_SHORT PROBLEM_
Of the lines below, how many hold the string "顾地科技"? Give only the number.

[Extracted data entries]
————————

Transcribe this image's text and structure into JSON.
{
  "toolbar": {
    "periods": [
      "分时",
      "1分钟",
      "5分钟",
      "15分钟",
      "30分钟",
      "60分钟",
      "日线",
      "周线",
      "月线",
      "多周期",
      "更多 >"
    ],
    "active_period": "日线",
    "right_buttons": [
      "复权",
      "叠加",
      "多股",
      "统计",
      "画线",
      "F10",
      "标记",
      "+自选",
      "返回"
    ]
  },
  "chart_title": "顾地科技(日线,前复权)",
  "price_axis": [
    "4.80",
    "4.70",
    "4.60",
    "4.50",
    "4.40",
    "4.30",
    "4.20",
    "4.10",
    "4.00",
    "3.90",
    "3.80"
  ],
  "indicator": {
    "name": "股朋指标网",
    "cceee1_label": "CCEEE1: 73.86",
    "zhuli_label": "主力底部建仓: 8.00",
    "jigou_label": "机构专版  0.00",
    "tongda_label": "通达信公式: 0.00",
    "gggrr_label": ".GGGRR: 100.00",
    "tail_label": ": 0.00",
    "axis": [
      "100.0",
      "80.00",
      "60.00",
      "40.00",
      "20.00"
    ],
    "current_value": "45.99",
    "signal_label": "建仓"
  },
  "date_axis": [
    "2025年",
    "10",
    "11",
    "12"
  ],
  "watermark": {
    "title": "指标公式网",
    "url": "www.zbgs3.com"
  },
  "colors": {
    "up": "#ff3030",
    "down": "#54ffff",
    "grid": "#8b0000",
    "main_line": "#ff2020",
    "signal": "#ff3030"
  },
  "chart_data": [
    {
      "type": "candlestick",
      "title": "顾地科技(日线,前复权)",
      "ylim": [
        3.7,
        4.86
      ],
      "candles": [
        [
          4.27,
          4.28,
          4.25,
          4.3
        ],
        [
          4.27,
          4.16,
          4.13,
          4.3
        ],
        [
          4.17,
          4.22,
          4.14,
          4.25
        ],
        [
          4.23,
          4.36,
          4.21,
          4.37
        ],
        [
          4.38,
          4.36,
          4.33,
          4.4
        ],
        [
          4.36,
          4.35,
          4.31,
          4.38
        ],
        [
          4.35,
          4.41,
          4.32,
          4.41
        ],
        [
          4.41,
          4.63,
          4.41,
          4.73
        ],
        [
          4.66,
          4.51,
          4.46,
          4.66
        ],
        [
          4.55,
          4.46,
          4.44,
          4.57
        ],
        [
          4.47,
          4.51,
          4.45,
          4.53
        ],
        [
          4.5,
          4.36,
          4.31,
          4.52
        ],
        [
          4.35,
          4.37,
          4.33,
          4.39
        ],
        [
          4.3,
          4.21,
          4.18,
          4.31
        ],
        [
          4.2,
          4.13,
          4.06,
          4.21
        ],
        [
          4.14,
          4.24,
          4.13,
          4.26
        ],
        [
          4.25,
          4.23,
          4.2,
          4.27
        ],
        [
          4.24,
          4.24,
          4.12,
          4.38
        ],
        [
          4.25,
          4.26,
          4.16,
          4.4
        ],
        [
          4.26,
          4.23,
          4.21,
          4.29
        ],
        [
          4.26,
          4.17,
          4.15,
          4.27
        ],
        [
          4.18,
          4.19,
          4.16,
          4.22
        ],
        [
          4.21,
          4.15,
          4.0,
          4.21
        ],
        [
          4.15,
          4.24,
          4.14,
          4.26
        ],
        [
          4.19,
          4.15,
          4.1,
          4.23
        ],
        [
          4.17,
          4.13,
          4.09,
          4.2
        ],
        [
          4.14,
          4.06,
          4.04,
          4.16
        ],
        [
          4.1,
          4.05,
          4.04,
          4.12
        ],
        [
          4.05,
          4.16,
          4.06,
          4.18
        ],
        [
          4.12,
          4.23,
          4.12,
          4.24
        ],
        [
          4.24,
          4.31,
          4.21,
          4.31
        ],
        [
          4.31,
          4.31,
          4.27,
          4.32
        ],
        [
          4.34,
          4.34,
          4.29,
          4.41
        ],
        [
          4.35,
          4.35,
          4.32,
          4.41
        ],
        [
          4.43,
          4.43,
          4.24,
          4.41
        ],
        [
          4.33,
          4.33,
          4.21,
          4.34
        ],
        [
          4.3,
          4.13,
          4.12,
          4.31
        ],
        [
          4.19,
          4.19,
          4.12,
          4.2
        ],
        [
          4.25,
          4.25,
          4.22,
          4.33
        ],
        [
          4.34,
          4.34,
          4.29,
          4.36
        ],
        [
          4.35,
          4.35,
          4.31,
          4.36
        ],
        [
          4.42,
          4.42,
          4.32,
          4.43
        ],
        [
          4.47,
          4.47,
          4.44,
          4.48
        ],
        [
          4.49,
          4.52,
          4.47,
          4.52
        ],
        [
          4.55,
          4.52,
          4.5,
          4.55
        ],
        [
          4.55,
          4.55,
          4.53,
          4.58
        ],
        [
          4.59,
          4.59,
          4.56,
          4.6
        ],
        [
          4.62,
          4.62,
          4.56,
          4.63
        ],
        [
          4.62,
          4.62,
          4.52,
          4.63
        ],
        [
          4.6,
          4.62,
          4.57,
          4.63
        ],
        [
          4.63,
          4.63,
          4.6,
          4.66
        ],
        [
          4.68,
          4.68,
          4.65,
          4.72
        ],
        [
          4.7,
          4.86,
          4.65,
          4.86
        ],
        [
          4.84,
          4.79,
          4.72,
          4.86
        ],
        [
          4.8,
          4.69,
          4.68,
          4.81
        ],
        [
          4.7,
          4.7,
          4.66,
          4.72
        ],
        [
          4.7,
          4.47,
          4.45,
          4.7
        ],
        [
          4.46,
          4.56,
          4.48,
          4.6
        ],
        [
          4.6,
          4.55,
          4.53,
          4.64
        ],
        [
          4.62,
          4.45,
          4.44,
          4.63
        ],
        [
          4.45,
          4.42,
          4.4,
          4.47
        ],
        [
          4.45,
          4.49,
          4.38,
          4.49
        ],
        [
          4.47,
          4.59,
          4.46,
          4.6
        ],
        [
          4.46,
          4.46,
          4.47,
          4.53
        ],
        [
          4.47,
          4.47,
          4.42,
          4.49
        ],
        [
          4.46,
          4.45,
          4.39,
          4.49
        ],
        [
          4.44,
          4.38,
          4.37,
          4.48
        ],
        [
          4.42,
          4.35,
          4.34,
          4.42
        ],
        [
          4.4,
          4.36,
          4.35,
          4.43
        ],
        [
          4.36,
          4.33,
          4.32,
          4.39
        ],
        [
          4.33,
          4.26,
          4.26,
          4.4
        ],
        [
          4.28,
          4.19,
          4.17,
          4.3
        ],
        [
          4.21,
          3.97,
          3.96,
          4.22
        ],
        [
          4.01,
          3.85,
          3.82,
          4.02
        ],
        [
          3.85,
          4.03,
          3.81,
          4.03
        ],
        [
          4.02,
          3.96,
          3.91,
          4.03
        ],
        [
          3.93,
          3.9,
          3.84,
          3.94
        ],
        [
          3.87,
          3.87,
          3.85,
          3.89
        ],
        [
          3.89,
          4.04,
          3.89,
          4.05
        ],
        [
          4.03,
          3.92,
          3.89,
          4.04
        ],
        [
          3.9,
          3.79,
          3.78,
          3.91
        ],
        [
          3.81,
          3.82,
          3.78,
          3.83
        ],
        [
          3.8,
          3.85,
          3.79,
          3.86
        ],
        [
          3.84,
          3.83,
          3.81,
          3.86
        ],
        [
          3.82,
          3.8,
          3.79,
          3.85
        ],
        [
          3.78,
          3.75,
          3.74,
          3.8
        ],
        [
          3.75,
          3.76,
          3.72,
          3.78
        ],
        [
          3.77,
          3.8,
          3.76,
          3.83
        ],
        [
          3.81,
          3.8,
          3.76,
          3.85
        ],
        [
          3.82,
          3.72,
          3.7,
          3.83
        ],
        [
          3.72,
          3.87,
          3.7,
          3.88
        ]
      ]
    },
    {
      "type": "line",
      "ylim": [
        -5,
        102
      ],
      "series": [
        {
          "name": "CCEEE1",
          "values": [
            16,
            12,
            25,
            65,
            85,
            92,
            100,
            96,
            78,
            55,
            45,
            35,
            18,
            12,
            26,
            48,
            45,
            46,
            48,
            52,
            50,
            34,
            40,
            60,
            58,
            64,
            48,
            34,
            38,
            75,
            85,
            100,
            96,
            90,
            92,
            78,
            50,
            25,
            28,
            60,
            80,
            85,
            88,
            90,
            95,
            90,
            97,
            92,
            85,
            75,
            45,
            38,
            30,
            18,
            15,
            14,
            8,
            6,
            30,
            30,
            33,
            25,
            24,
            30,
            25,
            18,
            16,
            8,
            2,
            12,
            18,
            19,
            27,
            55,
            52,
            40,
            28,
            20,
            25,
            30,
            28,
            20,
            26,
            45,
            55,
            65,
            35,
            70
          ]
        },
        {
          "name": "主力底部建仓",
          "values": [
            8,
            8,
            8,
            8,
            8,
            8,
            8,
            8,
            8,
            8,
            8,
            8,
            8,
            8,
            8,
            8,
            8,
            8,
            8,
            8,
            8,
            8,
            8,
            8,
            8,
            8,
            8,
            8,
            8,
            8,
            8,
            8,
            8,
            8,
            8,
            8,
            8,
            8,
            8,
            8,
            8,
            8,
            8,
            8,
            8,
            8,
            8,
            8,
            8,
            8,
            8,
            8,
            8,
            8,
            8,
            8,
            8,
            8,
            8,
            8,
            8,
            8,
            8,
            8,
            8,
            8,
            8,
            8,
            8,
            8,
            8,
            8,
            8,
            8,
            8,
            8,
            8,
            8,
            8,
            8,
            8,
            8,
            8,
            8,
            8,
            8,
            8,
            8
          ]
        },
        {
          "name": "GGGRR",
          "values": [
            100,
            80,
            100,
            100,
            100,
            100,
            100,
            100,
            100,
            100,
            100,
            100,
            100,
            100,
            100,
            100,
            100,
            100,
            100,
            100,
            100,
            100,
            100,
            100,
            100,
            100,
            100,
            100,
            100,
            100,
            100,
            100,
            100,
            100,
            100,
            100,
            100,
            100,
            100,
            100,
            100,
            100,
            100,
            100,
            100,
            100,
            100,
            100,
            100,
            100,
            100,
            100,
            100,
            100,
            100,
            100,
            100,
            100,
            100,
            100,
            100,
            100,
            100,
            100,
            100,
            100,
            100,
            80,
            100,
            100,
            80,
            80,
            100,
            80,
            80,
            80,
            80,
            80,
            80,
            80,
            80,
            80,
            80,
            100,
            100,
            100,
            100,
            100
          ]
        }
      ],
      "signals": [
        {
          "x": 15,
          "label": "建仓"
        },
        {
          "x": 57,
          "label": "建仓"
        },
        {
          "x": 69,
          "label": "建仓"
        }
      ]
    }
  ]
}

————————

_REPLY_
2